> _WORK REQUIRED_
In the material below, replace "Circle shape" with "Round shape" everywhere and keep every other line unchanged. Leave the pictures out of your answer.

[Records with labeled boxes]
↓
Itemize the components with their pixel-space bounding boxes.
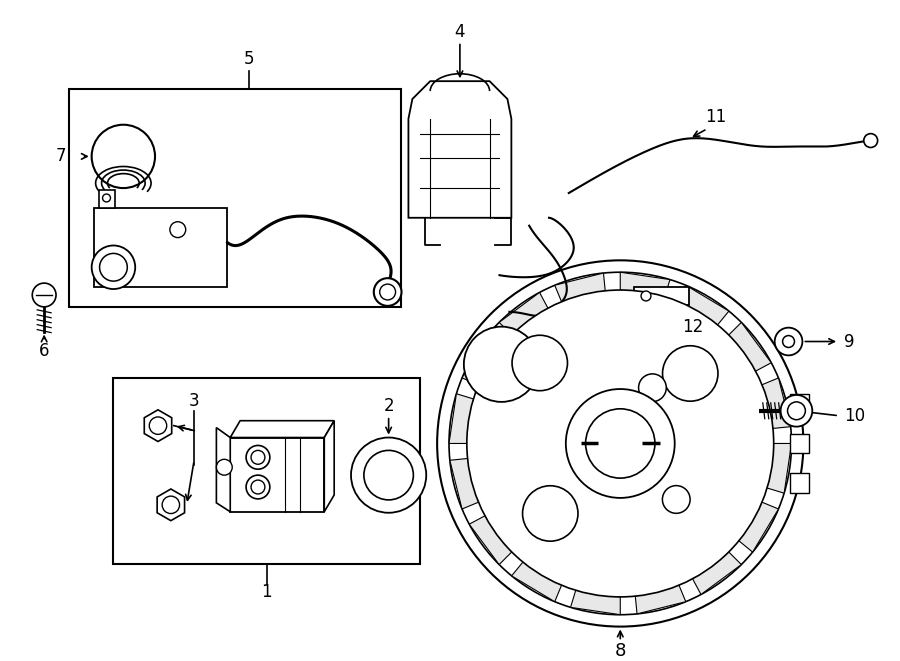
Polygon shape bbox=[144, 410, 172, 442]
Circle shape bbox=[380, 284, 396, 300]
Text: 1: 1 bbox=[262, 583, 272, 601]
Polygon shape bbox=[324, 420, 334, 512]
Polygon shape bbox=[449, 394, 473, 444]
Circle shape bbox=[162, 496, 180, 514]
Circle shape bbox=[92, 125, 155, 188]
Circle shape bbox=[149, 417, 166, 434]
Circle shape bbox=[351, 438, 427, 513]
Text: 2: 2 bbox=[383, 397, 394, 415]
Circle shape bbox=[523, 486, 578, 541]
Polygon shape bbox=[679, 286, 729, 325]
Circle shape bbox=[251, 480, 265, 494]
Polygon shape bbox=[99, 190, 115, 208]
Bar bbox=[789, 434, 809, 453]
Polygon shape bbox=[571, 590, 620, 615]
Polygon shape bbox=[450, 459, 479, 509]
Circle shape bbox=[449, 272, 791, 615]
Text: 11: 11 bbox=[705, 108, 726, 126]
Circle shape bbox=[437, 260, 804, 627]
Text: 10: 10 bbox=[844, 407, 865, 425]
Text: 8: 8 bbox=[615, 642, 626, 660]
Circle shape bbox=[170, 221, 185, 237]
Circle shape bbox=[216, 459, 232, 475]
Circle shape bbox=[364, 450, 413, 500]
Polygon shape bbox=[693, 552, 742, 594]
Circle shape bbox=[251, 450, 265, 464]
Polygon shape bbox=[511, 562, 562, 602]
Circle shape bbox=[103, 194, 111, 202]
Text: 12: 12 bbox=[682, 318, 704, 336]
Polygon shape bbox=[620, 272, 670, 297]
Polygon shape bbox=[554, 273, 605, 301]
Circle shape bbox=[780, 395, 813, 426]
Text: 4: 4 bbox=[454, 22, 465, 41]
Polygon shape bbox=[500, 292, 548, 335]
Polygon shape bbox=[767, 444, 791, 493]
Circle shape bbox=[775, 328, 803, 356]
Circle shape bbox=[586, 408, 655, 478]
Circle shape bbox=[246, 446, 270, 469]
Bar bbox=[113, 378, 420, 564]
Circle shape bbox=[566, 389, 675, 498]
Text: 3: 3 bbox=[189, 392, 200, 410]
Text: 7: 7 bbox=[56, 147, 66, 165]
Polygon shape bbox=[729, 323, 771, 371]
Polygon shape bbox=[158, 489, 184, 521]
Circle shape bbox=[639, 374, 666, 402]
Polygon shape bbox=[762, 378, 791, 428]
Circle shape bbox=[641, 291, 651, 301]
Bar bbox=[230, 438, 324, 512]
Circle shape bbox=[783, 336, 795, 348]
Bar bbox=[69, 89, 400, 307]
Polygon shape bbox=[230, 420, 334, 438]
Polygon shape bbox=[409, 81, 511, 217]
Bar bbox=[94, 208, 228, 287]
Text: 9: 9 bbox=[844, 332, 854, 350]
Circle shape bbox=[100, 253, 127, 281]
Circle shape bbox=[246, 475, 270, 499]
Bar bbox=[789, 394, 809, 414]
Polygon shape bbox=[469, 516, 512, 564]
Circle shape bbox=[32, 283, 56, 307]
Circle shape bbox=[92, 245, 135, 289]
Circle shape bbox=[788, 402, 806, 420]
Polygon shape bbox=[635, 585, 686, 614]
Circle shape bbox=[467, 290, 774, 597]
Polygon shape bbox=[634, 287, 688, 336]
Circle shape bbox=[464, 327, 539, 402]
Circle shape bbox=[864, 134, 878, 147]
Polygon shape bbox=[739, 502, 778, 552]
Text: 6: 6 bbox=[39, 342, 50, 360]
Text: 5: 5 bbox=[244, 50, 255, 68]
Polygon shape bbox=[216, 428, 230, 512]
Circle shape bbox=[662, 486, 690, 514]
Circle shape bbox=[374, 278, 401, 306]
Circle shape bbox=[512, 335, 568, 391]
Bar bbox=[789, 473, 809, 493]
Polygon shape bbox=[462, 335, 501, 385]
Circle shape bbox=[662, 346, 718, 401]
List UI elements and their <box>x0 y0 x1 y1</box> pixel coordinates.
↑
> _TASK OUTPUT_
Itemize the components with their pixel-space bounding boxes.
Polygon shape bbox=[144, 410, 172, 442]
Round shape bbox=[380, 284, 396, 300]
Text: 1: 1 bbox=[262, 583, 272, 601]
Polygon shape bbox=[324, 420, 334, 512]
Polygon shape bbox=[449, 394, 473, 444]
Round shape bbox=[162, 496, 180, 514]
Round shape bbox=[92, 125, 155, 188]
Round shape bbox=[149, 417, 166, 434]
Round shape bbox=[351, 438, 427, 513]
Text: 2: 2 bbox=[383, 397, 394, 415]
Round shape bbox=[523, 486, 578, 541]
Polygon shape bbox=[679, 286, 729, 325]
Round shape bbox=[251, 480, 265, 494]
Polygon shape bbox=[99, 190, 115, 208]
Bar bbox=[789, 434, 809, 453]
Polygon shape bbox=[571, 590, 620, 615]
Polygon shape bbox=[450, 459, 479, 509]
Round shape bbox=[449, 272, 791, 615]
Text: 11: 11 bbox=[705, 108, 726, 126]
Round shape bbox=[437, 260, 804, 627]
Text: 10: 10 bbox=[844, 407, 865, 425]
Text: 8: 8 bbox=[615, 642, 626, 660]
Round shape bbox=[170, 221, 185, 237]
Round shape bbox=[216, 459, 232, 475]
Round shape bbox=[364, 450, 413, 500]
Polygon shape bbox=[693, 552, 742, 594]
Round shape bbox=[251, 450, 265, 464]
Polygon shape bbox=[511, 562, 562, 602]
Round shape bbox=[103, 194, 111, 202]
Text: 12: 12 bbox=[682, 318, 704, 336]
Polygon shape bbox=[620, 272, 670, 297]
Polygon shape bbox=[554, 273, 605, 301]
Round shape bbox=[780, 395, 813, 426]
Text: 4: 4 bbox=[454, 22, 465, 41]
Polygon shape bbox=[500, 292, 548, 335]
Polygon shape bbox=[767, 444, 791, 493]
Round shape bbox=[775, 328, 803, 356]
Round shape bbox=[586, 408, 655, 478]
Round shape bbox=[246, 446, 270, 469]
Bar bbox=[113, 378, 420, 564]
Round shape bbox=[566, 389, 675, 498]
Text: 3: 3 bbox=[189, 392, 200, 410]
Text: 7: 7 bbox=[56, 147, 66, 165]
Polygon shape bbox=[729, 323, 771, 371]
Polygon shape bbox=[158, 489, 184, 521]
Round shape bbox=[639, 374, 666, 402]
Polygon shape bbox=[762, 378, 791, 428]
Round shape bbox=[641, 291, 651, 301]
Bar bbox=[230, 438, 324, 512]
Round shape bbox=[783, 336, 795, 348]
Bar bbox=[69, 89, 400, 307]
Polygon shape bbox=[230, 420, 334, 438]
Polygon shape bbox=[409, 81, 511, 217]
Bar bbox=[94, 208, 228, 287]
Text: 9: 9 bbox=[844, 332, 854, 350]
Round shape bbox=[100, 253, 127, 281]
Round shape bbox=[246, 475, 270, 499]
Bar bbox=[789, 394, 809, 414]
Polygon shape bbox=[469, 516, 512, 564]
Round shape bbox=[32, 283, 56, 307]
Round shape bbox=[92, 245, 135, 289]
Round shape bbox=[788, 402, 806, 420]
Polygon shape bbox=[635, 585, 686, 614]
Round shape bbox=[467, 290, 774, 597]
Polygon shape bbox=[634, 287, 688, 336]
Round shape bbox=[464, 327, 539, 402]
Round shape bbox=[864, 134, 878, 147]
Polygon shape bbox=[739, 502, 778, 552]
Text: 6: 6 bbox=[39, 342, 50, 360]
Text: 5: 5 bbox=[244, 50, 255, 68]
Polygon shape bbox=[216, 428, 230, 512]
Round shape bbox=[662, 486, 690, 514]
Round shape bbox=[374, 278, 401, 306]
Round shape bbox=[512, 335, 568, 391]
Bar bbox=[789, 473, 809, 493]
Polygon shape bbox=[462, 335, 501, 385]
Round shape bbox=[662, 346, 718, 401]
List UI elements and their <box>x0 y0 x1 y1</box> pixel coordinates.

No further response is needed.